What you will do:
**a.** Say whether each statement agrees with the passage on digital assets, answering yes or no and quoting the words of the passage that decide it. (i) Gary Gensler is described as the outgoing chair of the SEC. (ii) Public trust in markets has frayed as Bitcoin rose and fell. (iii) Digital assets are presented as utopian assets.
**b.** Write out everything in the passage on digital assets from "In fact, the" down to "of these assets.".
**c.** Write what comes next in the passage on digital assets, picking up after its final sentence.

-- START Document section --

Whatever the price in the short-term, the rise of digital assets is an unalloyed positive trend that gets inordinate criticism. And with trillions of dollars now invested in Bitcoin and several other digital assets such as Ethereum, it is highly unlikely that this is just a bubble or a fad that goes away. It is increasingly clear that these assets represent a new global currency (albeit one without a clear use at present), a new store of value, and a new mechanism to process and validate digital financial transactions. No, these aren’t some utopian assets as earlier proponents claimed. Crypto offers a new channel for money to move seamlessly and securely, even as a small number of speculators profit enormously.
Most of us pay little attention to cryptocurrencies, and when we do, it raises an eyebrow. Crypto has long been in bad odor, with the highly publicized implosion of FTX and the rise and fall of Sam Bankman-Fried, along with numerous instances of global shenanigans, including lost or stolen coins, failed exchanges and countless instances of Bitcoin and crypto used in dark-web transactions for drugs, money laundering and extortion. There is also the unfortunate fact that many in the United States most visibly touting digital assets and Bitcoin are the epitome of bros: brash, male, young and as stereotypical as extras in The Wolf of Wall Street.
Conflating crypto with its most unsavory advocates and its most sketchy products is a mistake. Yes, all the various accusations have merit. Yes, even Gary Gensler, the outgoing chair of the SEC who has shaped the past four years of regulation with his animus toward the industry, was not wrong when he said that the crypto world was rife with “Hucksters. Fraudsters. Scam artists. Ponzi schemes. The public left in line at the bankruptcy court.” However, that doesn’t mean, as Gensler alleged, that the public needs protecting, or that crypto assets would “undermine the well-earned trust the public has in the capital markets.”
In fact, the “public” (whatever that is) has largely stayed on the sidelines. A relatively small number of investors and speculators have dominated the space. There has been no fraying of public trust in markets, even as Bitcoin and other coins have soared and fallen. Nor has scorn from established financial and regulatory voices dented the gradual ubiquity of these assets.

-- END Document section --
-- START Provided material --

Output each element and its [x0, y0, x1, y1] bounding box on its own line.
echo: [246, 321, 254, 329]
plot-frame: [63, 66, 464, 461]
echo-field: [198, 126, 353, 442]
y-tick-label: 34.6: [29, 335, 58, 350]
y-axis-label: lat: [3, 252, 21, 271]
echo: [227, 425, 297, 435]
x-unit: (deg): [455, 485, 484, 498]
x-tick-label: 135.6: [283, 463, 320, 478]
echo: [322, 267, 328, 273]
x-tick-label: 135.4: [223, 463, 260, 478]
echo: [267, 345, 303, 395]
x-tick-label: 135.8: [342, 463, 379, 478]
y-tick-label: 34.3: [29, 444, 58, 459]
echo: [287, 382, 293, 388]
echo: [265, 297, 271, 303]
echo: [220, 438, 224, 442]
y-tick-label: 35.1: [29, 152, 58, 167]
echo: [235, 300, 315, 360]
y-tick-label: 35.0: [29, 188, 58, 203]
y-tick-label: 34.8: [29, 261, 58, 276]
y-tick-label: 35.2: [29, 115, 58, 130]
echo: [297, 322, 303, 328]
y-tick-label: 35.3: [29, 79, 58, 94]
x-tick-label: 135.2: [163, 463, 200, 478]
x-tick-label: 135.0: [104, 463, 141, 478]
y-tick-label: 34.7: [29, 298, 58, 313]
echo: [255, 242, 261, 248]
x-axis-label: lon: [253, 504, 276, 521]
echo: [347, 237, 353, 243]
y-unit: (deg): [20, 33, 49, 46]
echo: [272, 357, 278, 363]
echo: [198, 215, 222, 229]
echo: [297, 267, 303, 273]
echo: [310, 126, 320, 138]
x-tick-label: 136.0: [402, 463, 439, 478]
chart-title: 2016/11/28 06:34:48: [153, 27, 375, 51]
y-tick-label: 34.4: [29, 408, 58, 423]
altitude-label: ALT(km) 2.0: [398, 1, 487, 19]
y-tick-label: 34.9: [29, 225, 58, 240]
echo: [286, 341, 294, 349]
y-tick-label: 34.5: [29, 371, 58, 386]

-- END Provided material --

Responses in order:
**a.**
(i) Yes: "Gary Gensler, the outgoing chair of the SEC"
(ii) No: "There has been no fraying of public trust in markets, even as Bitcoin and other coins have soared and fallen."
(iii) No: "No, these aren’t some utopian assets as earlier proponents claimed."

**b.**
In fact, the “public” (whatever that is) has largely stayed on the sidelines. A relatively small number of investors and speculators have dominated the space. There has been no fraying of public trust in markets, even as Bitcoin and other coins have soared and fallen. Nor has scorn from established financial and regulatory voices dented the gradual ubiquity of these assets.

**c.**
A key aspect of Bitcoin which is largely invisible to Americans is that the millions around the world, many of them of quite modest means, have flocked to Bitcoin in particular as a hedge against their own erratic government policies that devalue their currency and shrink the value of whatever savings they have had. In fact, the vast majority of Bitcoin holders (estimated at more than 100 million people globally) own less than 1 Bitcoin.
One of the earliest champions of Bitcoin, Wences Casares, explained to me years ago that his goal was to create a currency that couldn’t be stolen from hard-working families, the way the Argentine government had routinely wiped out his family’s savings through repeated mismanagement of the budget and currency. Americans have been largely free of these concerns, but for citizens of most countries around the world, that is an immediate risk, which Bitcoin has helped ameliorate. It is issued by no government and does not require any central bank or global currency exchange. That is what makes it so suited for illegal trade in drugs and goods (and for those blackmail and extortion schemes perpetrated by hackers). But it also makes it perfect for protecting life savings from greedy or incompetent governments.
The frequently repeated criticism of Bitcoin is that it is a solution in search of a problem. At the New York Times DealBook Summit that I attended this week, both Ken Griffin of Citadel and Jerome Powell, chair of the Fed, repeated variants of that line. Powell may have put it best when he said, “People use Bitcoin as a speculative asset… It’s just like gold, only it’s virtual, it’s digital. People are not using it as a form of payment or as a store of value. It’s highly volatile. It’s not a competitor for the dollar, it’s really a competitor for gold.”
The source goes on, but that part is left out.